■ **REQUIREMENTS**:
Set out every line bearing the string "with".

— Begin —

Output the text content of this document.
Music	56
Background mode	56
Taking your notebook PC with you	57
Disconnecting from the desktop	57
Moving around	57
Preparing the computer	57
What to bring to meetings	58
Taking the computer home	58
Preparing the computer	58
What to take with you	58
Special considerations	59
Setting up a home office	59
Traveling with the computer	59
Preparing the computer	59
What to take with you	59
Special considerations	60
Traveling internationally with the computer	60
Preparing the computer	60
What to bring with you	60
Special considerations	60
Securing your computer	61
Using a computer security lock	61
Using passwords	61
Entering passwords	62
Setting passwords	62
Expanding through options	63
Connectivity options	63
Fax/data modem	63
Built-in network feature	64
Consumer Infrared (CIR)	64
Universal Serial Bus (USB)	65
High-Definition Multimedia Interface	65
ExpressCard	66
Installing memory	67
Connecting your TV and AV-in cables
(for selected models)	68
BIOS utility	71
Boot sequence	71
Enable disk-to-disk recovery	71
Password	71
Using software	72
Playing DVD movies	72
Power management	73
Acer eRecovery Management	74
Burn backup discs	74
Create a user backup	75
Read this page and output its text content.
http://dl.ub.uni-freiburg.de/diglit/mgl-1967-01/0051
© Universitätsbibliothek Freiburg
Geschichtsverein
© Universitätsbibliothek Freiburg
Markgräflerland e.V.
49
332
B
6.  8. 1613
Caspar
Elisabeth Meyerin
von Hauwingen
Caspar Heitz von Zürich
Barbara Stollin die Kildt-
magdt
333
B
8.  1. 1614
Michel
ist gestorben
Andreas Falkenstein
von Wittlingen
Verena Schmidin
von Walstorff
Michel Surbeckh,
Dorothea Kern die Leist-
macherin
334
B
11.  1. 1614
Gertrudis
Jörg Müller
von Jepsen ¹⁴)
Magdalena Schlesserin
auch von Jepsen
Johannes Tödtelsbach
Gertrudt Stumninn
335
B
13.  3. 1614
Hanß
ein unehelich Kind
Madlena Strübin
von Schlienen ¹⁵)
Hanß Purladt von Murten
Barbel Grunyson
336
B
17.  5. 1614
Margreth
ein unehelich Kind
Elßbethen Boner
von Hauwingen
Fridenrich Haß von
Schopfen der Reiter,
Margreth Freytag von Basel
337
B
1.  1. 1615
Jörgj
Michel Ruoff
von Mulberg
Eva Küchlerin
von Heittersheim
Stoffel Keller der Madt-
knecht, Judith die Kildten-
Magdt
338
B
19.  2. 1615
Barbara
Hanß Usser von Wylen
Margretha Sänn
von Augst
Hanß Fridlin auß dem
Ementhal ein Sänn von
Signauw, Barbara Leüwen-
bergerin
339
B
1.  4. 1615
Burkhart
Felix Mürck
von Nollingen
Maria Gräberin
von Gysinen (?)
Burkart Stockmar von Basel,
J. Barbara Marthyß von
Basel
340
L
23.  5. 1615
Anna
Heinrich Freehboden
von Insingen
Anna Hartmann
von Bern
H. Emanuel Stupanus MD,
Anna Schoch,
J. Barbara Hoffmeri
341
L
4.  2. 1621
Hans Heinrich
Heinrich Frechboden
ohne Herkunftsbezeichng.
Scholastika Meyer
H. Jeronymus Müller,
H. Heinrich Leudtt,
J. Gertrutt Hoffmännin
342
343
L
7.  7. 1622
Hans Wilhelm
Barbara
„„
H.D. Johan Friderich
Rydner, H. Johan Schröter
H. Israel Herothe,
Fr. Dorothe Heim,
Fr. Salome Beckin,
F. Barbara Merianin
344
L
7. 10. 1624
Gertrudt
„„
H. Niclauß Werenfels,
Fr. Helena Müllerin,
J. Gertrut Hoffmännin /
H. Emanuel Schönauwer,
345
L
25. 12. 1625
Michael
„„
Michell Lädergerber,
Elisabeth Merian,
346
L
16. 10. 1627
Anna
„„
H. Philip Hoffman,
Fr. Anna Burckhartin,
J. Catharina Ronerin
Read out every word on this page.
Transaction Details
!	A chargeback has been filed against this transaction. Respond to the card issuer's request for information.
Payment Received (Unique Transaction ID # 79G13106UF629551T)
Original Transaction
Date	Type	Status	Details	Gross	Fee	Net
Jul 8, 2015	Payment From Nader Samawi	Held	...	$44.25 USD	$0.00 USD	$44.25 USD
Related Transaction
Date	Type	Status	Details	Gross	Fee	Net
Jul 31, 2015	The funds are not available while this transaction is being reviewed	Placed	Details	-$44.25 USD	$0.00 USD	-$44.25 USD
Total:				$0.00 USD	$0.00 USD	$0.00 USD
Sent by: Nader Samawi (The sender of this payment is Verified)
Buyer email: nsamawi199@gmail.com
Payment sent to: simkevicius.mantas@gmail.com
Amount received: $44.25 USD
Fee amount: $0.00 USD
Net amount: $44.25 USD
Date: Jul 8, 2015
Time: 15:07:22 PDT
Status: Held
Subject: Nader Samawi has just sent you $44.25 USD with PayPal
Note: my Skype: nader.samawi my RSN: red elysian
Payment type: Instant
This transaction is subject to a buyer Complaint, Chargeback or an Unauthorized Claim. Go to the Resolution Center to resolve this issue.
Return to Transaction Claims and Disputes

— End —

■ **COMPLETE OUTPUT**:
Taking your notebook PC with you	57
What to take with you	58
Traveling with the computer	59
What to take with you	59
Traveling internationally with the computer	60
What to bring with you	60
Subject: Nader Samawi has just sent you $44.25 USD with PayPal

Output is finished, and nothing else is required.